[start of Exercise inputs]

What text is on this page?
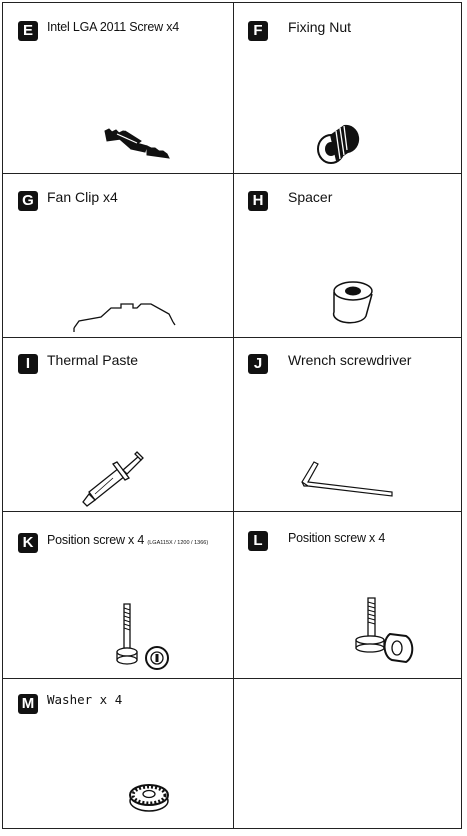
E	Intel LGA 2011 Screw x4	F	Fixing Nut
G Fan Clip x4	H	Spacer
I	Thermal Paste	J	Wrench screwdriver
K	Position screw x 4 (LGA115X / 1200 / 1366)	L	Position screw x 4
M	Washer x 4
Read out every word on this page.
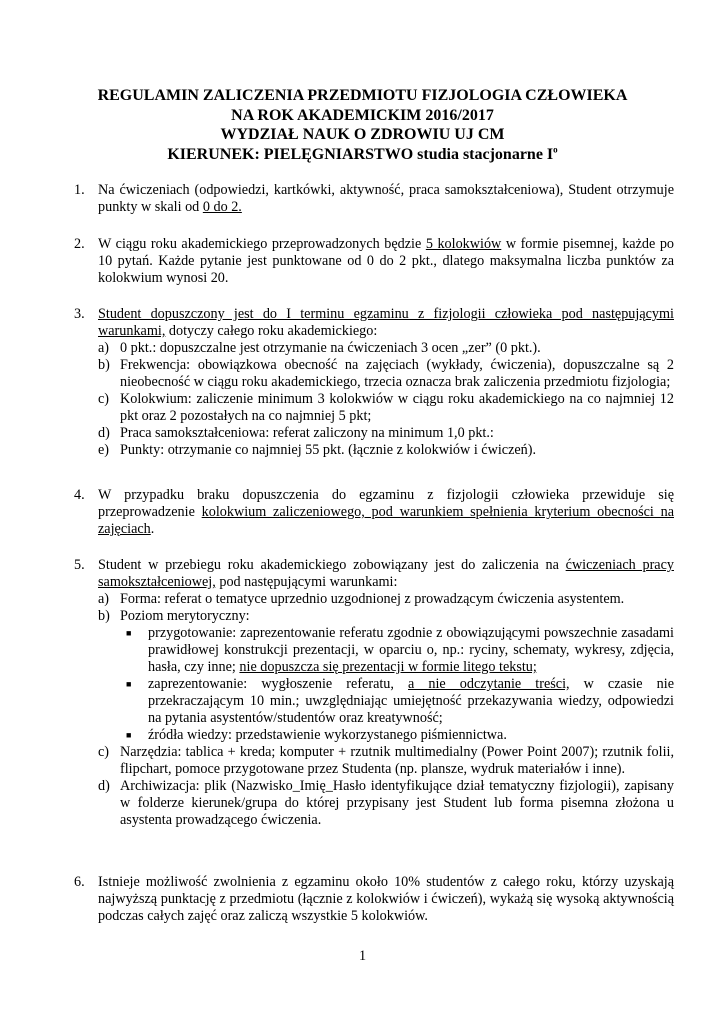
REGULAMIN ZALICZENIA PRZEDMIOTU FIZJOLOGIA CZŁOWIEKA
NA ROK AKADEMICKIM 2016/2017
WYDZIAŁ NAUK O ZDROWIU UJ CM
KIERUNEK: PIELĘGNIARSTWO studia stacjonarne $I^o$
1. Na ćwiczeniach (odpowiedzi, kartkówki, aktywność, praca samokształceniowa), Student otrzymuje punkty w skali od 0 do 2.
2. W ciągu roku akademickiego przeprowadzonych będzie 5 kolokwiów w formie pisemnej, każde po 10 pytań. Każde pytanie jest punktowane od 0 do 2 pkt., dlatego maksymalna liczba punktów za kolokwium wynosi 20.
3. Student dopuszczony jest do I terminu egzaminu z fizjologii człowieka pod następującymi warunkami, dotyczy całego roku akademickiego:
a) 0 pkt.: dopuszczalne jest otrzymanie na ćwiczeniach 3 ocen „zer” (0 pkt.).
b) Frekwencja: obowiązkowa obecność na zajęciach (wykłady, ćwiczenia), dopuszczalne są 2 nieobecność w ciągu roku akademickiego, trzecia oznacza brak zaliczenia przedmiotu fizjologia;
c) Kolokwium: zaliczenie minimum 3 kolokwiów w ciągu roku akademickiego na co najmniej 12 pkt oraz 2 pozostałych na co najmniej 5 pkt;
d) Praca samokształceniowa: referat zaliczony na minimum 1,0 pkt.:
e) Punkty: otrzymanie co najmniej 55 pkt. (łącznie z kolokwiów i ćwiczeń).
4. W przypadku braku dopuszczenia do egzaminu z fizjologii człowieka przewiduje się przeprowadzenie kolokwium zaliczeniowego, pod warunkiem spełnienia kryterium obecności na zajęciach.
5. Student w przebiegu roku akademickiego zobowiązany jest do zaliczenia na ćwiczeniach pracy samokształceniowej, pod następującymi warunkami:
a) Forma: referat o tematyce uprzednio uzgodnionej z prowadzącym ćwiczenia asystentem.
b) Poziom merytoryczny:
■	przygotowanie: zaprezentowanie referatu zgodnie z obowiązującymi powszechnie zasadami prawidłowej konstrukcji prezentacji, w oparciu o, np.: ryciny, schematy, wykresy, zdjęcia, hasła, czy inne; nie dopuszcza się prezentacji w formie litego tekstu;
■	zaprezentowanie: wygłoszenie referatu, a nie odczytanie treści, w czasie nie przekraczającym 10 min.; uwzględniając umiejętność przekazywania wiedzy, odpowiedzi na pytania asystentów/studentów oraz kreatywność;
■	źródła wiedzy: przedstawienie wykorzystanego piśmiennictwa.
c) Narzędzia: tablica + kreda; komputer + rzutnik multimedialny (Power Point 2007); rzutnik folii, flipchart, pomoce przygotowane przez Studenta (np. plansze, wydruk materiałów i inne).
d) Archiwizacja: plik (Nazwisko_Imię_Hasło identyfikujące dział tematyczny fizjologii), zapisany w folderze kierunek/grupa do której przypisany jest Student lub forma pisemna złożona u asystenta prowadzącego ćwiczenia.
6. Istnieje możliwość zwolnienia z egzaminu około 10% studentów z całego roku, którzy uzyskają najwyższą punktację z przedmiotu (łącznie z kolokwiów i ćwiczeń), wykażą się wysoką aktywnością podczas całych zajęć oraz zaliczą wszystkie 5 kolokwiów.
1
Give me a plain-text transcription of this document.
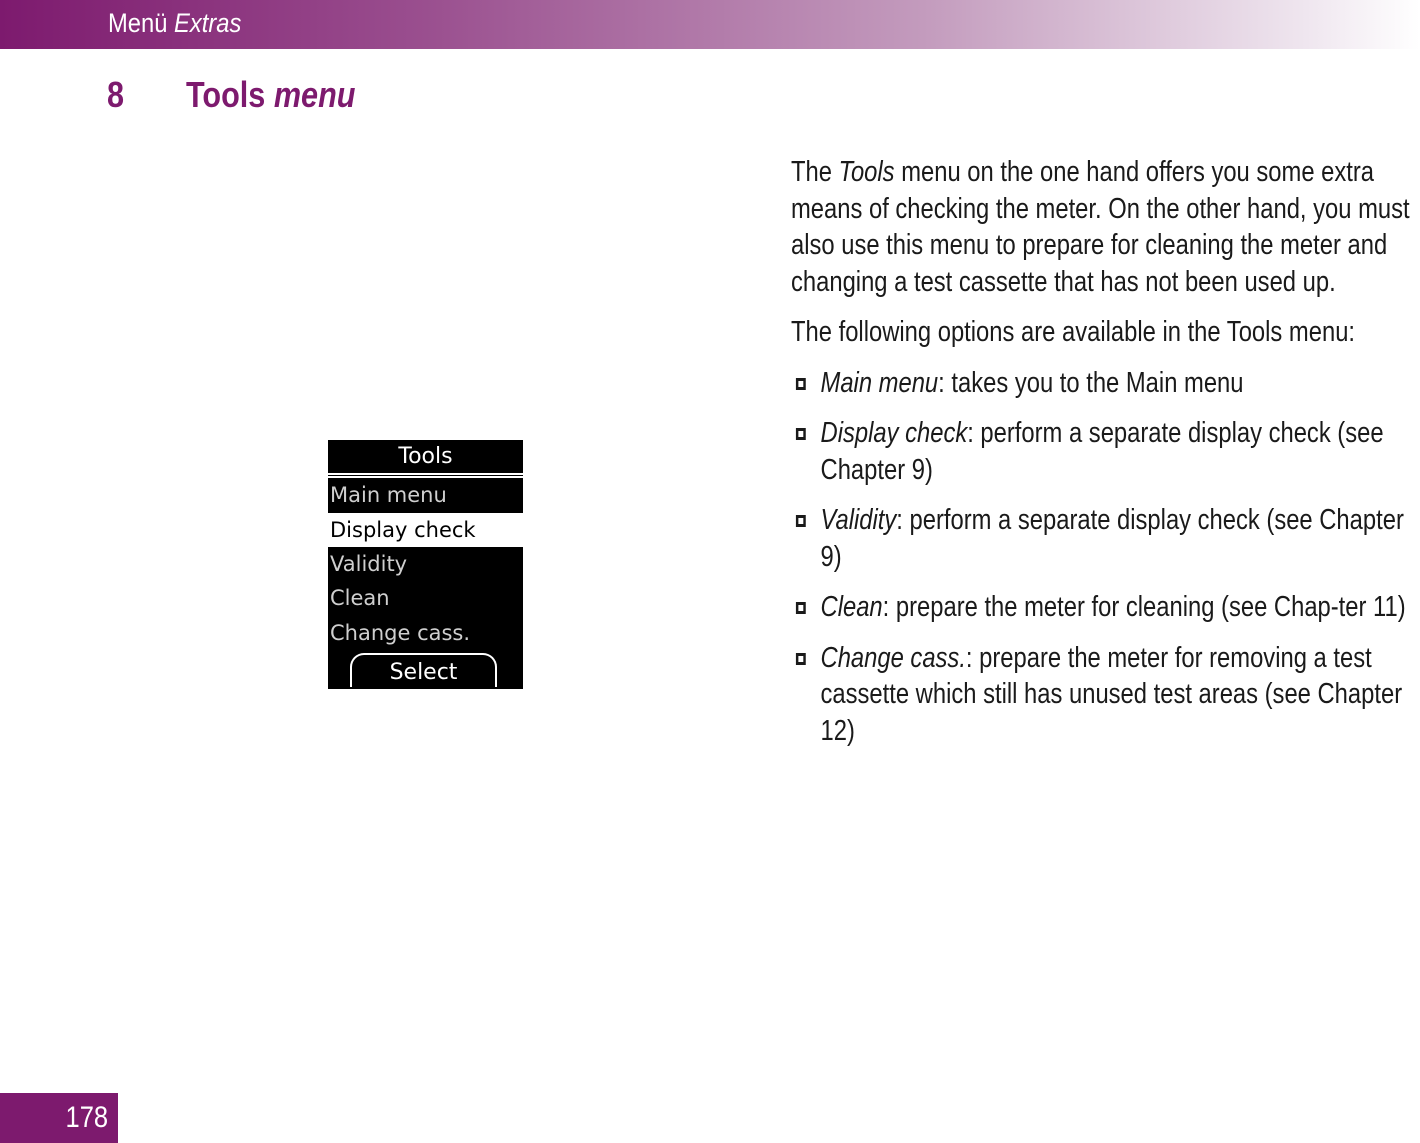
Menü Extras
8 Tools menu
Tools
Main menu
Display check
Validity
Clean
Change cass.
Select

The Tools menu on the one hand offers you some extra means of checking the meter. On the other hand, you must also use this menu to prepare for cleaning the meter and changing a test cassette that has not been used up.

The following options are available in the Tools menu:

Main menu: takes you to the Main menu
Display check: perform a separate display check (see Chapter 9)
Validity: perform a separate display check (see Chapter 9)
Clean: prepare the meter for cleaning (see Chap-ter 11)
Change cass.: prepare the meter for removing a test cassette which still has unused test areas (see Chapter 12)
178
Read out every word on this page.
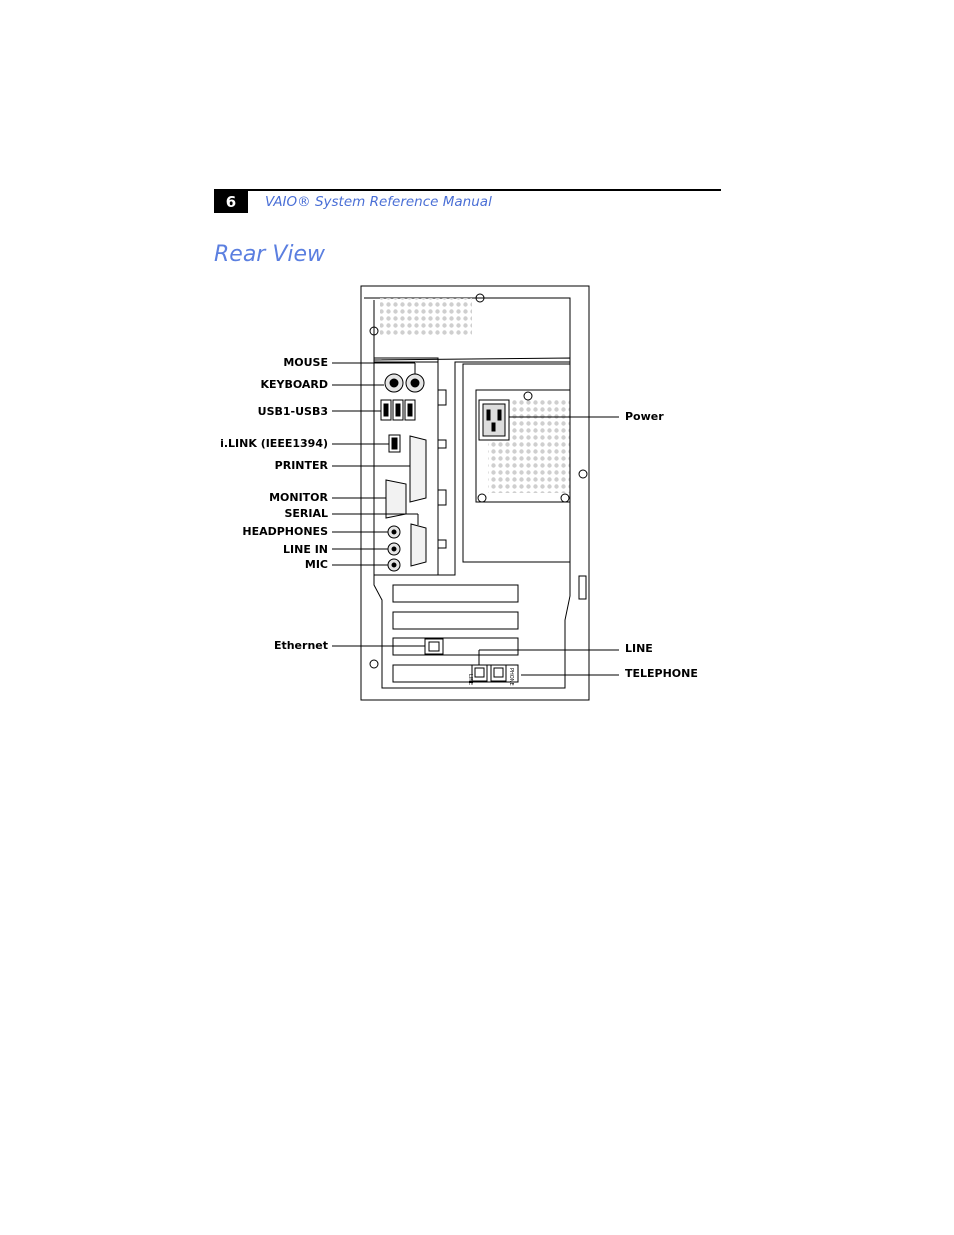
6	VAIO® System Reference Manual
Rear View
LINE	PHONE
MOUSE
KEYBOARD
USB1-USB3
i.LINK (IEEE1394)
PRINTER
MONITOR
SERIAL
HEADPHONES
LINE IN
MIC
Ethernet
Power
LINE
TELEPHONE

[end of Exercise inputs]

Problem details:
Transcribe the records above exactly as they appear, leaving out any pictures.

The answer:
What text is on this page?
E	Intel LGA 2011 Screw x4	F	Fixing Nut
G Fan Clip x4	H	Spacer
I	Thermal Paste	J	Wrench screwdriver
K	Position screw x 4 (LGA115X / 1200 / 1366)	L	Position screw x 4
M	Washer x 4
Read out every word on this page.
REGULAMIN ZALICZENIA PRZEDMIOTU FIZJOLOGIA CZŁOWIEKA
NA ROK AKADEMICKIM 2016/2017
WYDZIAŁ NAUK O ZDROWIU UJ CM
KIERUNEK: PIELĘGNIARSTWO studia stacjonarne $I^o$
1. Na ćwiczeniach (odpowiedzi, kartkówki, aktywność, praca samokształceniowa), Student otrzymuje punkty w skali od 0 do 2.
2. W ciągu roku akademickiego przeprowadzonych będzie 5 kolokwiów w formie pisemnej, każde po 10 pytań. Każde pytanie jest punktowane od 0 do 2 pkt., dlatego maksymalna liczba punktów za kolokwium wynosi 20.
3. Student dopuszczony jest do I terminu egzaminu z fizjologii człowieka pod następującymi warunkami, dotyczy całego roku akademickiego:
a) 0 pkt.: dopuszczalne jest otrzymanie na ćwiczeniach 3 ocen „zer” (0 pkt.).
b) Frekwencja: obowiązkowa obecność na zajęciach (wykłady, ćwiczenia), dopuszczalne są 2 nieobecność w ciągu roku akademickiego, trzecia oznacza brak zaliczenia przedmiotu fizjologia;
c) Kolokwium: zaliczenie minimum 3 kolokwiów w ciągu roku akademickiego na co najmniej 12 pkt oraz 2 pozostałych na co najmniej 5 pkt;
d) Praca samokształceniowa: referat zaliczony na minimum 1,0 pkt.:
e) Punkty: otrzymanie co najmniej 55 pkt. (łącznie z kolokwiów i ćwiczeń).
4. W przypadku braku dopuszczenia do egzaminu z fizjologii człowieka przewiduje się przeprowadzenie kolokwium zaliczeniowego, pod warunkiem spełnienia kryterium obecności na zajęciach.
5. Student w przebiegu roku akademickiego zobowiązany jest do zaliczenia na ćwiczeniach pracy samokształceniowej, pod następującymi warunkami:
a) Forma: referat o tematyce uprzednio uzgodnionej z prowadzącym ćwiczenia asystentem.
b) Poziom merytoryczny:
■	przygotowanie: zaprezentowanie referatu zgodnie z obowiązującymi powszechnie zasadami prawidłowej konstrukcji prezentacji, w oparciu o, np.: ryciny, schematy, wykresy, zdjęcia, hasła, czy inne; nie dopuszcza się prezentacji w formie litego tekstu;
■	zaprezentowanie: wygłoszenie referatu, a nie odczytanie treści, w czasie nie przekraczającym 10 min.; uwzględniając umiejętność przekazywania wiedzy, odpowiedzi na pytania asystentów/studentów oraz kreatywność;
■	źródła wiedzy: przedstawienie wykorzystanego piśmiennictwa.
c) Narzędzia: tablica + kreda; komputer + rzutnik multimedialny (Power Point 2007); rzutnik folii, flipchart, pomoce przygotowane przez Studenta (np. plansze, wydruk materiałów i inne).
d) Archiwizacja: plik (Nazwisko_Imię_Hasło identyfikujące dział tematyczny fizjologii), zapisany w folderze kierunek/grupa do której przypisany jest Student lub forma pisemna złożona u asystenta prowadzącego ćwiczenia.
6. Istnieje możliwość zwolnienia z egzaminu około 10% studentów z całego roku, którzy uzyskają najwyższą punktację z przedmiotu (łącznie z kolokwiów i ćwiczeń), wykażą się wysoką aktywnością podczas całych zajęć oraz zaliczą wszystkie 5 kolokwiów.
1
Give me a plain-text transcription of this document.
Menü Extras
8 Tools menu
Tools
Main menu
Display check
Validity
Clean
Change cass.
Select

The Tools menu on the one hand offers you some extra means of checking the meter. On the other hand, you must also use this menu to prepare for cleaning the meter and changing a test cassette that has not been used up.

The following options are available in the Tools menu:

Main menu: takes you to the Main menu
Display check: perform a separate display check (see Chapter 9)
Validity: perform a separate display check (see Chapter 9)
Clean: prepare the meter for cleaning (see Chap-ter 11)
Change cass.: prepare the meter for removing a test cassette which still has unused test areas (see Chapter 12)
178
Read out every word on this page.
6	VAIO® System Reference Manual
Rear View
LINE	PHONE
MOUSE
KEYBOARD
USB1-USB3
i.LINK (IEEE1394)
PRINTER
MONITOR
SERIAL
HEADPHONES
LINE IN
MIC
Ethernet
Power
LINE
TELEPHONE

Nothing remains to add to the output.